▶ **BRANO**
━━━━━━━━━━━━━━━━━━━━
La Verità, dentro cui tutto deve avvenire, è la consapevolezza di che cos’è che cambia davvero l’Io di un uomo. Se uno è certo che solo Cristo cambia, allora il proprio modo di porsi sarà dettato anzitutto dall’ansia che l’altro (chiunque esso sia) incontri Cristo e che la sua storia possa incrociare quella del Risorto, certo che – come ci ha insegnato autorevolmente il Concilio Vaticano II – non spetta allo stato tutelare la Verità: il compito di ogni stato, infatti, è la promozione della libertà nell’ambito di una razionalità aperta che permetta a tutte le esperienze umane di incontrarsi e di dialogare nella ricerca del bene di tutti e non del capriccio di qualcuno. A ben vedere, è questo che è richiesto ad ogni papà e mamma verso il proprio figlio, è questo che è richiesto ad ogni comunità cristiana nei confronti dei propri battezzati, è questo che è richiesto a me per “imparare ad imparare da tutti”. Solo un presente, solo una Presenza, fa fiorire seriamente la mia umanità.
Cultura, carità e missione non sono un programma antropologico o associativo, sono le dimensioni di una vita che sboccia quando è toccata dall’incontro con Cristo. Per questo pretendere, oggi, che queste dimensioni siano vissute senza l’incontro con il Risorto significa ridurre il cristianesimo ad un patrimonio di civiltà che non diventerà mai vivo, attuale presente se non passando per la carne, la ragione e l’affezione, di un singolo Io.
━━━━━━━━━━━━━━━━━━━━
[Dati per il riconoscimento della struttura dei documenti]
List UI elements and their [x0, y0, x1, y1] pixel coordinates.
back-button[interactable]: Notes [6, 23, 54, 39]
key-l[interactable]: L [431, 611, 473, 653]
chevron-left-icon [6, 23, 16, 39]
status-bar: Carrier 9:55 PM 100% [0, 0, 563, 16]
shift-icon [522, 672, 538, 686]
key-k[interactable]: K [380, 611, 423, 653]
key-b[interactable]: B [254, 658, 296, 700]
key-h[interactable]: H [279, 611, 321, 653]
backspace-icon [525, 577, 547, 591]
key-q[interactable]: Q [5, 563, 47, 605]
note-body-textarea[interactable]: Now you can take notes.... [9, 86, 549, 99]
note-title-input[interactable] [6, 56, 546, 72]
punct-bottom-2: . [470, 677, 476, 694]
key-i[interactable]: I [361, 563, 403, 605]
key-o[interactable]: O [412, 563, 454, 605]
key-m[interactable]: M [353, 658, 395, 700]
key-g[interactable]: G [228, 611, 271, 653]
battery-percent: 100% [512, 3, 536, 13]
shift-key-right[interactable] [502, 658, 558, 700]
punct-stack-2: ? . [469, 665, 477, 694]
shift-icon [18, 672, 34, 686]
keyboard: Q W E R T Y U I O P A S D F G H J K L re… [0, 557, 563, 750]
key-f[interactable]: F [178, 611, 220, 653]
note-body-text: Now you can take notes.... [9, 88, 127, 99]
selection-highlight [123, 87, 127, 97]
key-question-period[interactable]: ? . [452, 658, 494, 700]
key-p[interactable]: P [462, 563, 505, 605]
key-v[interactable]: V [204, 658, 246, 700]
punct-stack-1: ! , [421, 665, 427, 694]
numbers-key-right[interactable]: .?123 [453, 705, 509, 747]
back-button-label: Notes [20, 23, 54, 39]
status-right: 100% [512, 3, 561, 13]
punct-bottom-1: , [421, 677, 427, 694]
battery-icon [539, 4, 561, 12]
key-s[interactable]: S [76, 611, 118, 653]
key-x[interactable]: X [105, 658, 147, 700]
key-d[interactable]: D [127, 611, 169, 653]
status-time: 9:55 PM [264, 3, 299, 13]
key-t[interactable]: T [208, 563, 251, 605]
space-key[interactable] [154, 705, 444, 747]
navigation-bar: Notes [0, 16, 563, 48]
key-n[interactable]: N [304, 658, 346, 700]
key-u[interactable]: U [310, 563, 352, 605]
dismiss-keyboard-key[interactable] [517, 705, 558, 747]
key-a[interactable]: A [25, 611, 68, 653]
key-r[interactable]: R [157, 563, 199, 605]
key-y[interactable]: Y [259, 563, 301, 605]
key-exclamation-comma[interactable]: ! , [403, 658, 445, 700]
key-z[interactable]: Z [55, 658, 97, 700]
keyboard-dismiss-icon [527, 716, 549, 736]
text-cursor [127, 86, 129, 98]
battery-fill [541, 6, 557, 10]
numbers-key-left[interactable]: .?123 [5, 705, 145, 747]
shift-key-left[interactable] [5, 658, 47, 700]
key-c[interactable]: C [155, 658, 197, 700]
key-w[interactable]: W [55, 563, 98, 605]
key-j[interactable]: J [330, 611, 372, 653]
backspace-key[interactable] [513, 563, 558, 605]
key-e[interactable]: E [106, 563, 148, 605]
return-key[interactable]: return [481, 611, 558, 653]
━━━━━━━━━━━━━━━━━━━━
▶ **COSA FARAI**
Copia dal brano sull'incontro con Cristo la parte compresa tra "Cultura, carità e" e "un singolo Io.", estremi inclusi. Il materiale non ha alcun legame con il brano.

▶ **RISULTATO**
Cultura, carità e missione non sono un programma antropologico o associativo, sono le dimensioni di una vita che sboccia quando è toccata dall’incontro con Cristo. Per questo pretendere, oggi, che queste dimensioni siano vissute senza l’incontro con il Risorto significa ridurre il cristianesimo ad un patrimonio di civiltà che non diventerà mai vivo, attuale presente se non passando per la carne, la ragione e l’affezione, di un singolo Io.